Pick out and copy every line below that has the word "Directory".

··········

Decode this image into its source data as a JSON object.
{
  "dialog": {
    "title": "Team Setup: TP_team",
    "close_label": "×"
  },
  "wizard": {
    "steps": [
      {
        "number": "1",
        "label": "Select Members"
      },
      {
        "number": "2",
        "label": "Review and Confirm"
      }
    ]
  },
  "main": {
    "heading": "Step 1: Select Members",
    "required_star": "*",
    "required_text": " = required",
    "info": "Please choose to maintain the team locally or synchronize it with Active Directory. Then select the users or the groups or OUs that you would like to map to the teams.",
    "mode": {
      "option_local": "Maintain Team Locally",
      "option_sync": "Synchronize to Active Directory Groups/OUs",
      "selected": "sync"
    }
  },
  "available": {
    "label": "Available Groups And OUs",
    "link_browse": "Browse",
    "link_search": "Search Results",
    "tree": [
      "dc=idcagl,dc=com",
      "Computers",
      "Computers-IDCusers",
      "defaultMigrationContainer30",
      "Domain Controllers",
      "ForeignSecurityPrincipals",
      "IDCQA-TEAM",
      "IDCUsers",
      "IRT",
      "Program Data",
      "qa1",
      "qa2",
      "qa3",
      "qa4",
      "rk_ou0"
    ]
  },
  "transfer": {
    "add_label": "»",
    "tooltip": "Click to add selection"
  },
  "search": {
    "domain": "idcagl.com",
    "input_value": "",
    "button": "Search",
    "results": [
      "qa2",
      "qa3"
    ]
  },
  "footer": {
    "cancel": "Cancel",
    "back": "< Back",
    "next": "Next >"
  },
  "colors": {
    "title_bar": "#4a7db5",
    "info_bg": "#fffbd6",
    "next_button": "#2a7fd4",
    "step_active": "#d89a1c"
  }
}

··········

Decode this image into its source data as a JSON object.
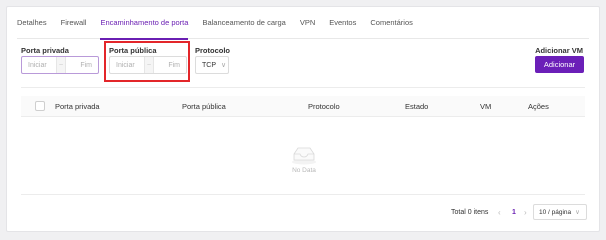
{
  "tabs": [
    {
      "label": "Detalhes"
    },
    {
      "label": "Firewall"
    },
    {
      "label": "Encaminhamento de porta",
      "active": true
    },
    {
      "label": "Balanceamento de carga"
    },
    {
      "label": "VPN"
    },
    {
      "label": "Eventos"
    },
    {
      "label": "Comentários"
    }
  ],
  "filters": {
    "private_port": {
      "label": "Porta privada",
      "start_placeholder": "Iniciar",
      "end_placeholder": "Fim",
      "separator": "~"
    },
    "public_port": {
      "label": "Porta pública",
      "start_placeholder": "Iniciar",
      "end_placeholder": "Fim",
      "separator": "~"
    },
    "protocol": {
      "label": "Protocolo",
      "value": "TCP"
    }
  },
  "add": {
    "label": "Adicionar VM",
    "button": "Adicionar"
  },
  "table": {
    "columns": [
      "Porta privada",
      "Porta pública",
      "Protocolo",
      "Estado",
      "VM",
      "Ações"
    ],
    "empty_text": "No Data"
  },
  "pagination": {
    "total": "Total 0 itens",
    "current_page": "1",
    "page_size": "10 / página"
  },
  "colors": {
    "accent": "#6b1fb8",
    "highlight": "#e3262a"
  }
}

··········

▸ **RESULT FOR THIS EXERCISE**:
    "info": "Please choose to maintain the team locally or synchronize it with Active Directory. Then select the users or the groups or OUs that you would like to map to the teams.",
      "option_sync": "Synchronize to Active Directory Groups/OUs",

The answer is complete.